==== Material for this task ====

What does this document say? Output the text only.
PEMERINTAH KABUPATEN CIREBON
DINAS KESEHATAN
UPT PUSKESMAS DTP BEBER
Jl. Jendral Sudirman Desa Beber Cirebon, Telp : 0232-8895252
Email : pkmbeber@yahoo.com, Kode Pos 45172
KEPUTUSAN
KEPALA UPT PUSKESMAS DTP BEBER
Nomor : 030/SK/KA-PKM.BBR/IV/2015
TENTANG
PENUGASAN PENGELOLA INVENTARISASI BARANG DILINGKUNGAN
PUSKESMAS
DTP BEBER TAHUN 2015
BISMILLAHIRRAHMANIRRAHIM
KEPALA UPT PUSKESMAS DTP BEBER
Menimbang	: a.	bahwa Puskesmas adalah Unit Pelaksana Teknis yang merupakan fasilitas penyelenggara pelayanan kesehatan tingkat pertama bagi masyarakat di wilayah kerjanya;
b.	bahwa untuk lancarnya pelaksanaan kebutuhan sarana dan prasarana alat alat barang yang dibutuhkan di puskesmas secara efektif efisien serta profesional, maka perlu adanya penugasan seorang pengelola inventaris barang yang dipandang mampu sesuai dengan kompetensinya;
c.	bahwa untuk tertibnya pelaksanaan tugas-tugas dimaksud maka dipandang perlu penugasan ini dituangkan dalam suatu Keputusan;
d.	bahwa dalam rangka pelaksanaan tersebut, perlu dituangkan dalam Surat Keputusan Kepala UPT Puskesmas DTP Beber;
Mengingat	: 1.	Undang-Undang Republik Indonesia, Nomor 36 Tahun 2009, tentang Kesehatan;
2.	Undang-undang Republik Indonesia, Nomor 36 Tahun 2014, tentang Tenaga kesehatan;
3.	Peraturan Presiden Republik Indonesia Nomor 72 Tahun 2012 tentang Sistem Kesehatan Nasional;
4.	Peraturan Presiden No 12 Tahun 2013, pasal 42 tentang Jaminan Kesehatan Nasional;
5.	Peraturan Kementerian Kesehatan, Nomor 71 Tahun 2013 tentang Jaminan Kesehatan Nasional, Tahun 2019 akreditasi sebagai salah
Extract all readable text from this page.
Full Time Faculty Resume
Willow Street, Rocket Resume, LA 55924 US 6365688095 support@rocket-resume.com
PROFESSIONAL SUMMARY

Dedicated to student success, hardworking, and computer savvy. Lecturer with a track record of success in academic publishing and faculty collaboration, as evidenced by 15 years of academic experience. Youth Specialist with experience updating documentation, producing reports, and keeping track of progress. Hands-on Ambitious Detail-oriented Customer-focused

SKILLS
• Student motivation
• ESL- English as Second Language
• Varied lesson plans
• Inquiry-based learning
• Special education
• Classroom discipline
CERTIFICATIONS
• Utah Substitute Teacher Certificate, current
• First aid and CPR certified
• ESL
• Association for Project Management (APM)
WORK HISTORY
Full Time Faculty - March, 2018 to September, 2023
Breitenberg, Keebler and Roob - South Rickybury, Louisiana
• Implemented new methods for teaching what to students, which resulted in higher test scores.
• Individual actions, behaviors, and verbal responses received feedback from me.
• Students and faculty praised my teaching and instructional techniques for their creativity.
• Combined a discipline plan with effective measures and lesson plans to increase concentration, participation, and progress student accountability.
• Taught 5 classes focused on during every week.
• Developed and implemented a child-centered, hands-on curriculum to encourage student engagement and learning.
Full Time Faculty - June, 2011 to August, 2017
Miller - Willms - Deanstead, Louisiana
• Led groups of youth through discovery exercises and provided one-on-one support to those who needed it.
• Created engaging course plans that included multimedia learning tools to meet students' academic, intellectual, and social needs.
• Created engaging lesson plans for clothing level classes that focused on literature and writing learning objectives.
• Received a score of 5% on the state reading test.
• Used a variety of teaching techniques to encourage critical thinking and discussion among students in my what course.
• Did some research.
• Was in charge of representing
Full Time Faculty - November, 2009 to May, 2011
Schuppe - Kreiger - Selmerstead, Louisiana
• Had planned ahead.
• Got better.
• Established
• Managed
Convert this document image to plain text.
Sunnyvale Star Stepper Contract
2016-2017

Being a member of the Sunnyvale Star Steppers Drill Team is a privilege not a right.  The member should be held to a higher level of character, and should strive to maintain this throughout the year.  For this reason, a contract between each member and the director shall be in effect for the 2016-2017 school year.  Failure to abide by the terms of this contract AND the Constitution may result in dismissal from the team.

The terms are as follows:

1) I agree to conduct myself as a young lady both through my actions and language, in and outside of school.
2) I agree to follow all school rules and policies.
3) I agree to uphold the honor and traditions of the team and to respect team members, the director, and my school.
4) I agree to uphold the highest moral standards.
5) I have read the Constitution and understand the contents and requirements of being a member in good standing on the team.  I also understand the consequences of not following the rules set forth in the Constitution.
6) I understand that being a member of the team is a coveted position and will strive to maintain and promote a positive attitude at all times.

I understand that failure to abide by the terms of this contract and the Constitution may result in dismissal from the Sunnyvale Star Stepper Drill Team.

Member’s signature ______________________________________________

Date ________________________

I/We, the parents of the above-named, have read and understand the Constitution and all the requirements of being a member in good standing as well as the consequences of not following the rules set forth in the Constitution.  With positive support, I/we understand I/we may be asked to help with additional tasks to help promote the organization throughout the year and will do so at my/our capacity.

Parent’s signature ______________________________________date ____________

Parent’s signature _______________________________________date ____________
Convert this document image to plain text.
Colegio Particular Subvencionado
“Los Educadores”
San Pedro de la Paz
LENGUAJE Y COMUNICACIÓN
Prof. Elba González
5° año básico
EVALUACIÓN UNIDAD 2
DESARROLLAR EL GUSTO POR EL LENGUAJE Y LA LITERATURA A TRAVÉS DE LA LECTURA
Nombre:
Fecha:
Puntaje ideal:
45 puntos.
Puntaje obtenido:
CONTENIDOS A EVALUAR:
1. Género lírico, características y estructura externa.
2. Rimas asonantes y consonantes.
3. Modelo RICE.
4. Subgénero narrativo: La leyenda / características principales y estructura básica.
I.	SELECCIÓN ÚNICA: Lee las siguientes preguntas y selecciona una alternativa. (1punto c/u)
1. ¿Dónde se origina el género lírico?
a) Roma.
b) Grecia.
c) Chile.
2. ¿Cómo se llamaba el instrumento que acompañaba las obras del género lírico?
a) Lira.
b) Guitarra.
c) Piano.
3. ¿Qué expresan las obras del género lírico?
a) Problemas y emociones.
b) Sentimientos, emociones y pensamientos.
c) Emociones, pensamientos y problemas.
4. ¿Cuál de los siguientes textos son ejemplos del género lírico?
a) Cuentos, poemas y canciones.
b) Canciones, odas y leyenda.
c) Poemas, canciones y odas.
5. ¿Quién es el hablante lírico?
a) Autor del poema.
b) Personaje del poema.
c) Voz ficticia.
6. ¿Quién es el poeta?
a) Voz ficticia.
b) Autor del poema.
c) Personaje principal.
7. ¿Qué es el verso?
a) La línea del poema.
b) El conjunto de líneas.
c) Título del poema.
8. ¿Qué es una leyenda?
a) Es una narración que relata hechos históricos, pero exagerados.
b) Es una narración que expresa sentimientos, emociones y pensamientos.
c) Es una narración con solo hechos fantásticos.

====

## Exercise requirements
Repeat each record in full; every line must match exactly.

## Solution for this exercise
What does this document say? Output the text only.
PEMERINTAH KABUPATEN CIREBON
DINAS KESEHATAN
UPT PUSKESMAS DTP BEBER
Jl. Jendral Sudirman Desa Beber Cirebon, Telp : 0232-8895252
Email : pkmbeber@yahoo.com, Kode Pos 45172
KEPUTUSAN
KEPALA UPT PUSKESMAS DTP BEBER
Nomor : 030/SK/KA-PKM.BBR/IV/2015
TENTANG
PENUGASAN PENGELOLA INVENTARISASI BARANG DILINGKUNGAN
PUSKESMAS
DTP BEBER TAHUN 2015
BISMILLAHIRRAHMANIRRAHIM
KEPALA UPT PUSKESMAS DTP BEBER
Menimbang	: a.	bahwa Puskesmas adalah Unit Pelaksana Teknis yang merupakan fasilitas penyelenggara pelayanan kesehatan tingkat pertama bagi masyarakat di wilayah kerjanya;
b.	bahwa untuk lancarnya pelaksanaan kebutuhan sarana dan prasarana alat alat barang yang dibutuhkan di puskesmas secara efektif efisien serta profesional, maka perlu adanya penugasan seorang pengelola inventaris barang yang dipandang mampu sesuai dengan kompetensinya;
c.	bahwa untuk tertibnya pelaksanaan tugas-tugas dimaksud maka dipandang perlu penugasan ini dituangkan dalam suatu Keputusan;
d.	bahwa dalam rangka pelaksanaan tersebut, perlu dituangkan dalam Surat Keputusan Kepala UPT Puskesmas DTP Beber;
Mengingat	: 1.	Undang-Undang Republik Indonesia, Nomor 36 Tahun 2009, tentang Kesehatan;
2.	Undang-undang Republik Indonesia, Nomor 36 Tahun 2014, tentang Tenaga kesehatan;
3.	Peraturan Presiden Republik Indonesia Nomor 72 Tahun 2012 tentang Sistem Kesehatan Nasional;
4.	Peraturan Presiden No 12 Tahun 2013, pasal 42 tentang Jaminan Kesehatan Nasional;
5.	Peraturan Kementerian Kesehatan, Nomor 71 Tahun 2013 tentang Jaminan Kesehatan Nasional, Tahun 2019 akreditasi sebagai salah
Extract all readable text from this page.
Full Time Faculty Resume
Willow Street, Rocket Resume, LA 55924 US 6365688095 support@rocket-resume.com
PROFESSIONAL SUMMARY

Dedicated to student success, hardworking, and computer savvy. Lecturer with a track record of success in academic publishing and faculty collaboration, as evidenced by 15 years of academic experience. Youth Specialist with experience updating documentation, producing reports, and keeping track of progress. Hands-on Ambitious Detail-oriented Customer-focused

SKILLS
• Student motivation
• ESL- English as Second Language
• Varied lesson plans
• Inquiry-based learning
• Special education
• Classroom discipline
CERTIFICATIONS
• Utah Substitute Teacher Certificate, current
• First aid and CPR certified
• ESL
• Association for Project Management (APM)
WORK HISTORY
Full Time Faculty - March, 2018 to September, 2023
Breitenberg, Keebler and Roob - South Rickybury, Louisiana
• Implemented new methods for teaching what to students, which resulted in higher test scores.
• Individual actions, behaviors, and verbal responses received feedback from me.
• Students and faculty praised my teaching and instructional techniques for their creativity.
• Combined a discipline plan with effective measures and lesson plans to increase concentration, participation, and progress student accountability.
• Taught 5 classes focused on during every week.
• Developed and implemented a child-centered, hands-on curriculum to encourage student engagement and learning.
Full Time Faculty - June, 2011 to August, 2017
Miller - Willms - Deanstead, Louisiana
• Led groups of youth through discovery exercises and provided one-on-one support to those who needed it.
• Created engaging course plans that included multimedia learning tools to meet students' academic, intellectual, and social needs.
• Created engaging lesson plans for clothing level classes that focused on literature and writing learning objectives.
• Received a score of 5% on the state reading test.
• Used a variety of teaching techniques to encourage critical thinking and discussion among students in my what course.
• Did some research.
• Was in charge of representing
Full Time Faculty - November, 2009 to May, 2011
Schuppe - Kreiger - Selmerstead, Louisiana
• Had planned ahead.
• Got better.
• Established
• Managed
Convert this document image to plain text.
Sunnyvale Star Stepper Contract
2016-2017

Being a member of the Sunnyvale Star Steppers Drill Team is a privilege not a right.  The member should be held to a higher level of character, and should strive to maintain this throughout the year.  For this reason, a contract between each member and the director shall be in effect for the 2016-2017 school year.  Failure to abide by the terms of this contract AND the Constitution may result in dismissal from the team.

The terms are as follows:

1) I agree to conduct myself as a young lady both through my actions and language, in and outside of school.
2) I agree to follow all school rules and policies.
3) I agree to uphold the honor and traditions of the team and to respect team members, the director, and my school.
4) I agree to uphold the highest moral standards.
5) I have read the Constitution and understand the contents and requirements of being a member in good standing on the team.  I also understand the consequences of not following the rules set forth in the Constitution.
6) I understand that being a member of the team is a coveted position and will strive to maintain and promote a positive attitude at all times.

I understand that failure to abide by the terms of this contract and the Constitution may result in dismissal from the Sunnyvale Star Stepper Drill Team.

Member’s signature ______________________________________________

Date ________________________

I/We, the parents of the above-named, have read and understand the Constitution and all the requirements of being a member in good standing as well as the consequences of not following the rules set forth in the Constitution.  With positive support, I/we understand I/we may be asked to help with additional tasks to help promote the organization throughout the year and will do so at my/our capacity.

Parent’s signature ______________________________________date ____________

Parent’s signature _______________________________________date ____________
Convert this document image to plain text.
Colegio Particular Subvencionado
“Los Educadores”
San Pedro de la Paz
LENGUAJE Y COMUNICACIÓN
Prof. Elba González
5° año básico
EVALUACIÓN UNIDAD 2
DESARROLLAR EL GUSTO POR EL LENGUAJE Y LA LITERATURA A TRAVÉS DE LA LECTURA
Nombre:
Fecha:
Puntaje ideal:
45 puntos.
Puntaje obtenido:
CONTENIDOS A EVALUAR:
1. Género lírico, características y estructura externa.
2. Rimas asonantes y consonantes.
3. Modelo RICE.
4. Subgénero narrativo: La leyenda / características principales y estructura básica.
I.	SELECCIÓN ÚNICA: Lee las siguientes preguntas y selecciona una alternativa. (1punto c/u)
1. ¿Dónde se origina el género lírico?
a) Roma.
b) Grecia.
c) Chile.
2. ¿Cómo se llamaba el instrumento que acompañaba las obras del género lírico?
a) Lira.
b) Guitarra.
c) Piano.
3. ¿Qué expresan las obras del género lírico?
a) Problemas y emociones.
b) Sentimientos, emociones y pensamientos.
c) Emociones, pensamientos y problemas.
4. ¿Cuál de los siguientes textos son ejemplos del género lírico?
a) Cuentos, poemas y canciones.
b) Canciones, odas y leyenda.
c) Poemas, canciones y odas.
5. ¿Quién es el hablante lírico?
a) Autor del poema.
b) Personaje del poema.
c) Voz ficticia.
6. ¿Quién es el poeta?
a) Voz ficticia.
b) Autor del poema.
c) Personaje principal.
7. ¿Qué es el verso?
a) La línea del poema.
b) El conjunto de líneas.
c) Título del poema.
8. ¿Qué es una leyenda?
a) Es una narración que relata hechos históricos, pero exagerados.
b) Es una narración que expresa sentimientos, emociones y pensamientos.
c) Es una narración con solo hechos fantásticos.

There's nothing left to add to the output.